## Material for the task
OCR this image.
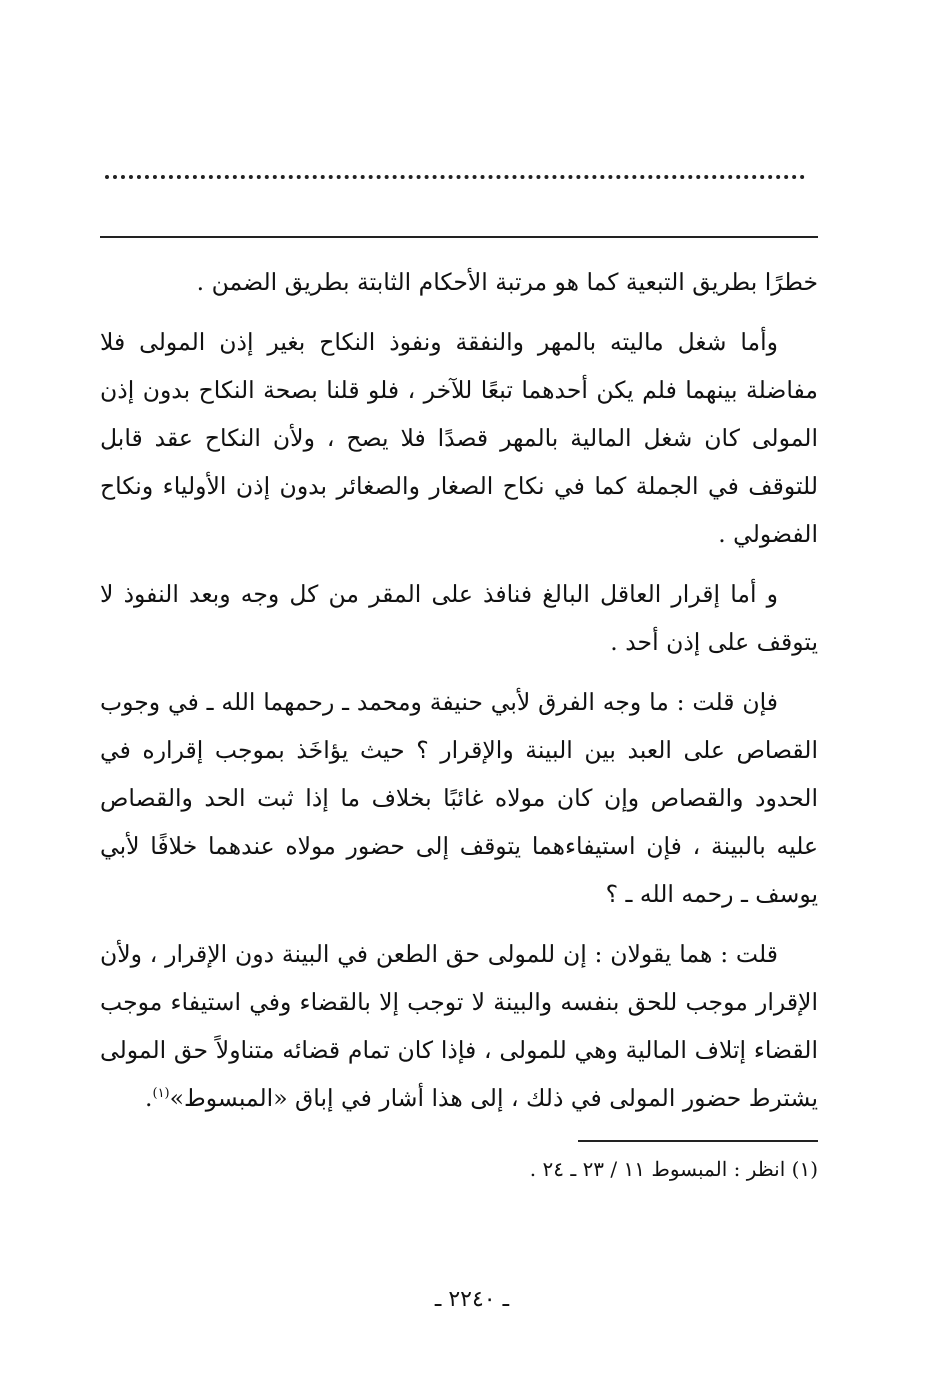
خطرًا بطريق التبعية كما هو مرتبة الأحكام الثابتة بطريق الضمن .

وأما شغل ماليته بالمهر والنفقة ونفوذ النكاح بغير إذن المولى فلا مفاضلة بينهما فلم يكن أحدهما تبعًا للآخر ، فلو قلنا بصحة النكاح بدون إذن المولى كان شغل المالية بالمهر قصدًا فلا يصح ، ولأن النكاح عقد قابل للتوقف في الجملة كما في نكاح الصغار والصغائر بدون إذن الأولياء ونكاح الفضولي .

و أما إقرار العاقل البالغ فنافذ على المقر من كل وجه وبعد النفوذ لا يتوقف على إذن أحد .

فإن قلت : ما وجه الفرق لأبي حنيفة ومحمد ـ رحمهما الله ـ في وجوب القصاص على العبد بين البينة والإقرار ؟ حيث يؤاخَذ بموجب إقراره في الحدود والقصاص وإن كان مولاه غائبًا بخلاف ما إذا ثبت الحد والقصاص عليه بالبينة ، فإن استيفاءهما يتوقف إلى حضور مولاه عندهما خلافًا لأبي يوسف ـ رحمه الله ـ ؟

قلت : هما يقولان : إن للمولى حق الطعن في البينة دون الإقرار ، ولأن الإقرار موجب للحق بنفسه والبينة لا توجب إلا بالقضاء وفي استيفاء موجب القضاء إتلاف المالية وهي للمولى ، فإذا كان تمام قضائه متناولاً حق المولى يشترط حضور المولى في ذلك ، إلى هذا أشار في إباق «المبسوط»$^{(١)}$.

(١) انظر : المبسوط ١١ / ٢٣ ـ ٢٤ .
ـ ٢٢٤٠ ـ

## Stated problem
Reproduce each record from above exactly; pictures do not belong in the copy.

## Expected answer
OCR this image.
خطرًا بطريق التبعية كما هو مرتبة الأحكام الثابتة بطريق الضمن .

وأما شغل ماليته بالمهر والنفقة ونفوذ النكاح بغير إذن المولى فلا مفاضلة بينهما فلم يكن أحدهما تبعًا للآخر ، فلو قلنا بصحة النكاح بدون إذن المولى كان شغل المالية بالمهر قصدًا فلا يصح ، ولأن النكاح عقد قابل للتوقف في الجملة كما في نكاح الصغار والصغائر بدون إذن الأولياء ونكاح الفضولي .

و أما إقرار العاقل البالغ فنافذ على المقر من كل وجه وبعد النفوذ لا يتوقف على إذن أحد .

فإن قلت : ما وجه الفرق لأبي حنيفة ومحمد ـ رحمهما الله ـ في وجوب القصاص على العبد بين البينة والإقرار ؟ حيث يؤاخَذ بموجب إقراره في الحدود والقصاص وإن كان مولاه غائبًا بخلاف ما إذا ثبت الحد والقصاص عليه بالبينة ، فإن استيفاءهما يتوقف إلى حضور مولاه عندهما خلافًا لأبي يوسف ـ رحمه الله ـ ؟

قلت : هما يقولان : إن للمولى حق الطعن في البينة دون الإقرار ، ولأن الإقرار موجب للحق بنفسه والبينة لا توجب إلا بالقضاء وفي استيفاء موجب القضاء إتلاف المالية وهي للمولى ، فإذا كان تمام قضائه متناولاً حق المولى يشترط حضور المولى في ذلك ، إلى هذا أشار في إباق «المبسوط»$^{(١)}$.

(١) انظر : المبسوط ١١ / ٢٣ ـ ٢٤ .
ـ ٢٢٤٠ ـ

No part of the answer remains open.